** Begin INPUT MATERIAL **

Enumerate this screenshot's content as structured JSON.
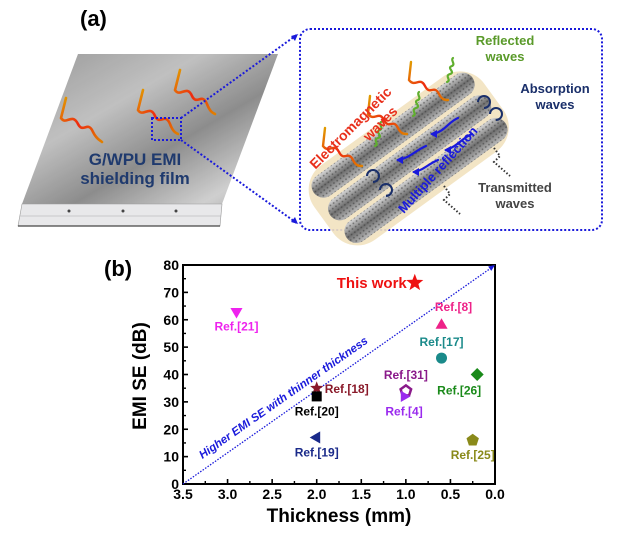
{
  "panel_a": {
    "label": "(a)",
    "film_caption_line1": "G/WPU EMI",
    "film_caption_line2": "shielding film",
    "inset": {
      "electromagnetic_line1": "Electromagnetic",
      "electromagnetic_line2": "waves",
      "reflected_line1": "Reflected",
      "reflected_line2": "waves",
      "absorption_line1": "Absorption",
      "absorption_line2": "waves",
      "multiple_reflection": "Multiple reflection",
      "transmitted_line1": "Transmitted",
      "transmitted_line2": "waves"
    },
    "colors": {
      "film_caption": "#1f3a6e",
      "zoom_box": "#1a1adb",
      "em_wave": "#e8301c",
      "reflected": "#5a9a2a",
      "absorption": "#1a2f6a",
      "multiple": "#1a1adb",
      "transmitted": "#444444"
    }
  },
  "panel_b": {
    "label": "(b)"
  },
  "chart_data": {
    "type": "scatter",
    "title": "",
    "xlabel": "Thickness (mm)",
    "ylabel": "EMI SE (dB)",
    "xlim": [
      3.5,
      0.0
    ],
    "ylim": [
      0,
      80
    ],
    "x_reversed": true,
    "xticks": [
      "3.5",
      "3.0",
      "2.5",
      "2.0",
      "1.5",
      "1.0",
      "0.5",
      "0.0"
    ],
    "xtick_values": [
      3.5,
      3.0,
      2.5,
      2.0,
      1.5,
      1.0,
      0.5,
      0.0
    ],
    "yticks": [
      "0",
      "10",
      "20",
      "30",
      "40",
      "50",
      "60",
      "70",
      "80"
    ],
    "ytick_values": [
      0,
      10,
      20,
      30,
      40,
      50,
      60,
      70,
      80
    ],
    "grid": false,
    "diagonal": {
      "from": [
        3.5,
        0
      ],
      "to": [
        0.0,
        80
      ],
      "label": "Higher EMI SE with thinner thickness",
      "color": "#1a1adb"
    },
    "points": [
      {
        "name": "This work",
        "x": 0.9,
        "y": 73.5,
        "marker": "star",
        "color": "#ee1111",
        "label_pos": "left"
      },
      {
        "name": "Ref.[21]",
        "x": 2.9,
        "y": 63,
        "marker": "triangle-down",
        "color": "#ee22ee",
        "label_pos": "below"
      },
      {
        "name": "Ref.[8]",
        "x": 0.6,
        "y": 58,
        "marker": "triangle-up",
        "color": "#ee2288",
        "label_pos": "above-right"
      },
      {
        "name": "Ref.[17]",
        "x": 0.6,
        "y": 46,
        "marker": "circle",
        "color": "#1a8a8a",
        "label_pos": "above"
      },
      {
        "name": "Ref.[26]",
        "x": 0.2,
        "y": 40,
        "marker": "diamond",
        "color": "#1a8a1a",
        "label_pos": "below-left"
      },
      {
        "name": "Ref.[18]",
        "x": 2.0,
        "y": 35,
        "marker": "star",
        "color": "#8a1a2a",
        "label_pos": "right"
      },
      {
        "name": "Ref.[31]",
        "x": 1.0,
        "y": 34,
        "marker": "pentagon-open",
        "color": "#8a1a8a",
        "label_pos": "above"
      },
      {
        "name": "Ref.[20]",
        "x": 2.0,
        "y": 32,
        "marker": "square",
        "color": "#000000",
        "label_pos": "below"
      },
      {
        "name": "Ref.[4]",
        "x": 1.02,
        "y": 32,
        "marker": "triangle-right",
        "color": "#9a2aee",
        "label_pos": "below"
      },
      {
        "name": "Ref.[19]",
        "x": 2.0,
        "y": 17,
        "marker": "triangle-left",
        "color": "#1a2a8a",
        "label_pos": "below"
      },
      {
        "name": "Ref.[25]",
        "x": 0.25,
        "y": 16,
        "marker": "pentagon",
        "color": "#8a8a1a",
        "label_pos": "below"
      }
    ]
  }
}
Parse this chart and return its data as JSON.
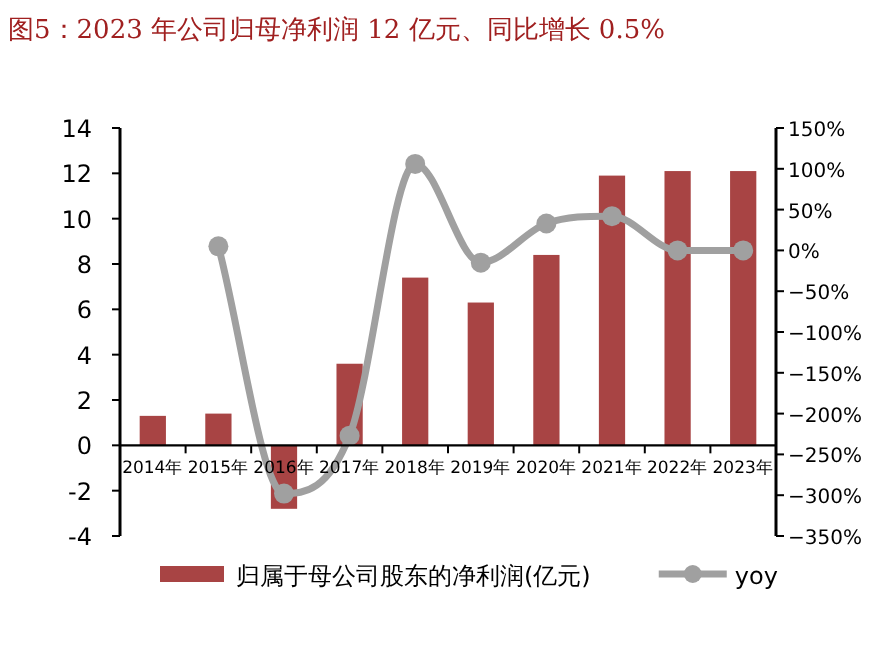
{
  "chart_data": {
    "type": "bar",
    "title": "图5：2023 年公司归母净利润 12 亿元、同比增长 0.5%",
    "categories": [
      "2014年",
      "2015年",
      "2016年",
      "2017年",
      "2018年",
      "2019年",
      "2020年",
      "2021年",
      "2022年",
      "2023年"
    ],
    "series": [
      {
        "name": "归属于母公司股东的净利润(亿元)",
        "color": "#a84444",
        "values": [
          1.3,
          1.4,
          -2.8,
          3.6,
          7.4,
          6.3,
          8.4,
          11.9,
          12.1,
          12.1
        ]
      },
      {
        "name": "yoy",
        "type": "line",
        "axis": "y2",
        "color": "#a0a0a0",
        "marker": "circle",
        "values": [
          null,
          5,
          -298,
          -227,
          106,
          -15,
          33,
          42,
          0,
          0
        ]
      }
    ],
    "ylim": [
      -4,
      14
    ],
    "yticks": [
      -4,
      -2,
      0,
      2,
      4,
      6,
      8,
      10,
      12,
      14
    ],
    "y2lim": [
      -350,
      150
    ],
    "y2ticks": [
      {
        "value": -350,
        "label": "−350%"
      },
      {
        "value": -300,
        "label": "−300%"
      },
      {
        "value": -250,
        "label": "−250%"
      },
      {
        "value": -200,
        "label": "−200%"
      },
      {
        "value": -150,
        "label": "−150%"
      },
      {
        "value": -100,
        "label": "−100%"
      },
      {
        "value": -50,
        "label": "−50%"
      },
      {
        "value": 0,
        "label": "0%"
      },
      {
        "value": 50,
        "label": "50%"
      },
      {
        "value": 100,
        "label": "100%"
      },
      {
        "value": 150,
        "label": "150%"
      }
    ],
    "legend": "bottom",
    "grid": false
  }
}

** End INPUT MATERIAL **

# JOB
Make an exact reproduction of the listing above, without any pictures.

# SOLUTION TO THE EXERCISE
Enumerate this screenshot's content as structured JSON.
{
  "panel_a": {
    "label": "(a)",
    "film_caption_line1": "G/WPU EMI",
    "film_caption_line2": "shielding film",
    "inset": {
      "electromagnetic_line1": "Electromagnetic",
      "electromagnetic_line2": "waves",
      "reflected_line1": "Reflected",
      "reflected_line2": "waves",
      "absorption_line1": "Absorption",
      "absorption_line2": "waves",
      "multiple_reflection": "Multiple reflection",
      "transmitted_line1": "Transmitted",
      "transmitted_line2": "waves"
    },
    "colors": {
      "film_caption": "#1f3a6e",
      "zoom_box": "#1a1adb",
      "em_wave": "#e8301c",
      "reflected": "#5a9a2a",
      "absorption": "#1a2f6a",
      "multiple": "#1a1adb",
      "transmitted": "#444444"
    }
  },
  "panel_b": {
    "label": "(b)"
  },
  "chart_data": {
    "type": "scatter",
    "title": "",
    "xlabel": "Thickness (mm)",
    "ylabel": "EMI SE (dB)",
    "xlim": [
      3.5,
      0.0
    ],
    "ylim": [
      0,
      80
    ],
    "x_reversed": true,
    "xticks": [
      "3.5",
      "3.0",
      "2.5",
      "2.0",
      "1.5",
      "1.0",
      "0.5",
      "0.0"
    ],
    "xtick_values": [
      3.5,
      3.0,
      2.5,
      2.0,
      1.5,
      1.0,
      0.5,
      0.0
    ],
    "yticks": [
      "0",
      "10",
      "20",
      "30",
      "40",
      "50",
      "60",
      "70",
      "80"
    ],
    "ytick_values": [
      0,
      10,
      20,
      30,
      40,
      50,
      60,
      70,
      80
    ],
    "grid": false,
    "diagonal": {
      "from": [
        3.5,
        0
      ],
      "to": [
        0.0,
        80
      ],
      "label": "Higher EMI SE with thinner thickness",
      "color": "#1a1adb"
    },
    "points": [
      {
        "name": "This work",
        "x": 0.9,
        "y": 73.5,
        "marker": "star",
        "color": "#ee1111",
        "label_pos": "left"
      },
      {
        "name": "Ref.[21]",
        "x": 2.9,
        "y": 63,
        "marker": "triangle-down",
        "color": "#ee22ee",
        "label_pos": "below"
      },
      {
        "name": "Ref.[8]",
        "x": 0.6,
        "y": 58,
        "marker": "triangle-up",
        "color": "#ee2288",
        "label_pos": "above-right"
      },
      {
        "name": "Ref.[17]",
        "x": 0.6,
        "y": 46,
        "marker": "circle",
        "color": "#1a8a8a",
        "label_pos": "above"
      },
      {
        "name": "Ref.[26]",
        "x": 0.2,
        "y": 40,
        "marker": "diamond",
        "color": "#1a8a1a",
        "label_pos": "below-left"
      },
      {
        "name": "Ref.[18]",
        "x": 2.0,
        "y": 35,
        "marker": "star",
        "color": "#8a1a2a",
        "label_pos": "right"
      },
      {
        "name": "Ref.[31]",
        "x": 1.0,
        "y": 34,
        "marker": "pentagon-open",
        "color": "#8a1a8a",
        "label_pos": "above"
      },
      {
        "name": "Ref.[20]",
        "x": 2.0,
        "y": 32,
        "marker": "square",
        "color": "#000000",
        "label_pos": "below"
      },
      {
        "name": "Ref.[4]",
        "x": 1.02,
        "y": 32,
        "marker": "triangle-right",
        "color": "#9a2aee",
        "label_pos": "below"
      },
      {
        "name": "Ref.[19]",
        "x": 2.0,
        "y": 17,
        "marker": "triangle-left",
        "color": "#1a2a8a",
        "label_pos": "below"
      },
      {
        "name": "Ref.[25]",
        "x": 0.25,
        "y": 16,
        "marker": "pentagon",
        "color": "#8a8a1a",
        "label_pos": "below"
      }
    ]
  }
}
Parse this chart and return its data as JSON.
{
  "chart_data": {
    "type": "bar",
    "title": "图5：2023 年公司归母净利润 12 亿元、同比增长 0.5%",
    "categories": [
      "2014年",
      "2015年",
      "2016年",
      "2017年",
      "2018年",
      "2019年",
      "2020年",
      "2021年",
      "2022年",
      "2023年"
    ],
    "series": [
      {
        "name": "归属于母公司股东的净利润(亿元)",
        "color": "#a84444",
        "values": [
          1.3,
          1.4,
          -2.8,
          3.6,
          7.4,
          6.3,
          8.4,
          11.9,
          12.1,
          12.1
        ]
      },
      {
        "name": "yoy",
        "type": "line",
        "axis": "y2",
        "color": "#a0a0a0",
        "marker": "circle",
        "values": [
          null,
          5,
          -298,
          -227,
          106,
          -15,
          33,
          42,
          0,
          0
        ]
      }
    ],
    "ylim": [
      -4,
      14
    ],
    "yticks": [
      -4,
      -2,
      0,
      2,
      4,
      6,
      8,
      10,
      12,
      14
    ],
    "y2lim": [
      -350,
      150
    ],
    "y2ticks": [
      {
        "value": -350,
        "label": "−350%"
      },
      {
        "value": -300,
        "label": "−300%"
      },
      {
        "value": -250,
        "label": "−250%"
      },
      {
        "value": -200,
        "label": "−200%"
      },
      {
        "value": -150,
        "label": "−150%"
      },
      {
        "value": -100,
        "label": "−100%"
      },
      {
        "value": -50,
        "label": "−50%"
      },
      {
        "value": 0,
        "label": "0%"
      },
      {
        "value": 50,
        "label": "50%"
      },
      {
        "value": 100,
        "label": "100%"
      },
      {
        "value": 150,
        "label": "150%"
      }
    ],
    "legend": "bottom",
    "grid": false
  }
}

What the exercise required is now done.